Figure record extracts:
+-------+

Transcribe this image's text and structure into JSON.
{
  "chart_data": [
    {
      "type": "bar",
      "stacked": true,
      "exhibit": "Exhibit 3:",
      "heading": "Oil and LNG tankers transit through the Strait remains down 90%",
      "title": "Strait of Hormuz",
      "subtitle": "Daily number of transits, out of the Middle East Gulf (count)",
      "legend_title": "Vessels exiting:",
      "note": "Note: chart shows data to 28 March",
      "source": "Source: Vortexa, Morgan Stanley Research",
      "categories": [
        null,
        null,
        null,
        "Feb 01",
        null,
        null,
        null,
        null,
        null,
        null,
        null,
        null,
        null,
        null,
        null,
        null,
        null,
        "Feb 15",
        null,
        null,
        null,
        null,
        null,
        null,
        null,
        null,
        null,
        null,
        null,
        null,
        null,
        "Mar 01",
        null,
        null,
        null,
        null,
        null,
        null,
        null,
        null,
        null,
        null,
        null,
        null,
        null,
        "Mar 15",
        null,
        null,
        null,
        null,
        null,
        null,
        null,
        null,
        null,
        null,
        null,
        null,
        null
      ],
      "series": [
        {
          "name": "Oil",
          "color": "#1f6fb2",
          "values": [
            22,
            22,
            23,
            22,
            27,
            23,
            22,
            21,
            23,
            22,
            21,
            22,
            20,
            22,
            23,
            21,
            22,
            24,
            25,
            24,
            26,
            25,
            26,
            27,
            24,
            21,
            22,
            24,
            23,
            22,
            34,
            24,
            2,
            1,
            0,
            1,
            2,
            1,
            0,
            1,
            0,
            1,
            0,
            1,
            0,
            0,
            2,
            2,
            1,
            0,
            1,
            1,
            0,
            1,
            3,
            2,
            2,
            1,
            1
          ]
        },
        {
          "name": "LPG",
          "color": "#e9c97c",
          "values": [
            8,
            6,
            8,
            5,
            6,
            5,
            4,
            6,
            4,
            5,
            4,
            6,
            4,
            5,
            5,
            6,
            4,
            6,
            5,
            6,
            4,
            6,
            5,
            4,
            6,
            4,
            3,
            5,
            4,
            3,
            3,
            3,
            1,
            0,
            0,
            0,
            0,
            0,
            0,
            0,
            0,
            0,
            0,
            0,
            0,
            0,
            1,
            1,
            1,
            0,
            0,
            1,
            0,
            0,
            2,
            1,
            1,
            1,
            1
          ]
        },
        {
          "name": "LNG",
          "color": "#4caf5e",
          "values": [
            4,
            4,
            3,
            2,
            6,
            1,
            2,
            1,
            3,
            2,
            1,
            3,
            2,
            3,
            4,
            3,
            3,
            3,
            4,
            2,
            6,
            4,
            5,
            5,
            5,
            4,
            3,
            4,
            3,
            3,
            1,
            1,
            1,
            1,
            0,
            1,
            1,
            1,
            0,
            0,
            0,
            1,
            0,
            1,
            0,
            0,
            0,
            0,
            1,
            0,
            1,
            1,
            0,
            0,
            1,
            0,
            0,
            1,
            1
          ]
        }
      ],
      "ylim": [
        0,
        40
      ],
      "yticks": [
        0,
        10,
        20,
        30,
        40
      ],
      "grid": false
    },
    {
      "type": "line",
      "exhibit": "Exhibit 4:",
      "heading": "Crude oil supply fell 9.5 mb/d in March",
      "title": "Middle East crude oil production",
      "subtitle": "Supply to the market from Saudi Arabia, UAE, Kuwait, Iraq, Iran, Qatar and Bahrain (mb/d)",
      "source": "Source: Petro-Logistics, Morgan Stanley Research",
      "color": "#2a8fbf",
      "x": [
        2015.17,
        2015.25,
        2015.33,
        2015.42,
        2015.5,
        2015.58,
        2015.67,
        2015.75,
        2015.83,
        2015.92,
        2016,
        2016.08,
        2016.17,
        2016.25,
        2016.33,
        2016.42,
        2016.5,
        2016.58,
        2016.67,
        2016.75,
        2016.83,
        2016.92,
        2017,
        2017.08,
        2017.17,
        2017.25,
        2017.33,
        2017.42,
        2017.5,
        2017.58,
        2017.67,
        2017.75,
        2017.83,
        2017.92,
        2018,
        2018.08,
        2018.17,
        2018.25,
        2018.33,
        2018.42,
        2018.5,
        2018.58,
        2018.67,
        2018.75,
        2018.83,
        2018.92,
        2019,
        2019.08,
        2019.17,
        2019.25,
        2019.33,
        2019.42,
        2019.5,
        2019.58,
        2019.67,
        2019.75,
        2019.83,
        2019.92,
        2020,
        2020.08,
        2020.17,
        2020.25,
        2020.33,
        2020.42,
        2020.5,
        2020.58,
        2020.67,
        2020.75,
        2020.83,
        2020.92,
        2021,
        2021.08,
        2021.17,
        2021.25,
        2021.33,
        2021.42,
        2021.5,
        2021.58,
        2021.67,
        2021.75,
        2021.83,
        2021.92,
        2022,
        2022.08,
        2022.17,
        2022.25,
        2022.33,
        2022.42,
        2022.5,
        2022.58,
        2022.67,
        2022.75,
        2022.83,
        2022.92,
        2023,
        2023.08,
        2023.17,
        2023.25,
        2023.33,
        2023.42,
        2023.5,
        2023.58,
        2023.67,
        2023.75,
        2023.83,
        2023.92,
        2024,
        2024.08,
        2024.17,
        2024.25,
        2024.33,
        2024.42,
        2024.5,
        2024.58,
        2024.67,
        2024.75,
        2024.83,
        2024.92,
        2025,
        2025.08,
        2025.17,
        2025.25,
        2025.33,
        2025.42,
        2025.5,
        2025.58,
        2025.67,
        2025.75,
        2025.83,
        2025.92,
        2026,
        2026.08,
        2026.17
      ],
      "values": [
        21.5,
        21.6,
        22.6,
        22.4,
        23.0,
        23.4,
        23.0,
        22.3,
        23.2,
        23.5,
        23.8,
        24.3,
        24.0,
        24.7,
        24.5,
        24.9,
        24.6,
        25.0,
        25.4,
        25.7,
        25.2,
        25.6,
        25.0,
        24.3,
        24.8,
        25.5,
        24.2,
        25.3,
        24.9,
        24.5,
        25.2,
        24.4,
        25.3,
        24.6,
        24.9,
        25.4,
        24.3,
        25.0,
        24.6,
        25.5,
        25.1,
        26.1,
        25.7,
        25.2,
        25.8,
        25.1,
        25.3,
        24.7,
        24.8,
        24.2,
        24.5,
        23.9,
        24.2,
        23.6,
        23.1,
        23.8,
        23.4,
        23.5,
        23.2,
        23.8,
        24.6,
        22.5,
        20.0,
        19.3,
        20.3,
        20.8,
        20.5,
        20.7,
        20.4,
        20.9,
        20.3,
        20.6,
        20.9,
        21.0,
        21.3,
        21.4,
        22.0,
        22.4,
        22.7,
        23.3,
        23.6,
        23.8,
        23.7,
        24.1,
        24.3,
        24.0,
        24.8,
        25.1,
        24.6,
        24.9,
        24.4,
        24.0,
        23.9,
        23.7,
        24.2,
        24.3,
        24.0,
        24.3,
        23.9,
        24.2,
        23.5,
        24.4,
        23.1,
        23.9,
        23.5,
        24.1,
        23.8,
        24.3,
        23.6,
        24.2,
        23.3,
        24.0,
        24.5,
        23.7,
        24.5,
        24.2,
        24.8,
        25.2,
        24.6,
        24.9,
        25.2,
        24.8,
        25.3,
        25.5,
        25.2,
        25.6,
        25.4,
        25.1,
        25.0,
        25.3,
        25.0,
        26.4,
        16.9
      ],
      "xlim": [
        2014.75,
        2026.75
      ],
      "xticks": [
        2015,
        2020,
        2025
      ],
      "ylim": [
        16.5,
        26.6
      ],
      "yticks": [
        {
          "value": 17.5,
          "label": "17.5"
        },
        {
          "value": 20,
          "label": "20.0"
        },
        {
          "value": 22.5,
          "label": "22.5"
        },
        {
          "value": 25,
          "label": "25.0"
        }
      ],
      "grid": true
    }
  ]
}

+-------+

* _Instructions to follow_
Return the lines of the records that include the string "Source".

* _Complete output_
      "source": "Source: Vortexa, Morgan Stanley Research",
      "source": "Source: Petro-Logistics, Morgan Stanley Research",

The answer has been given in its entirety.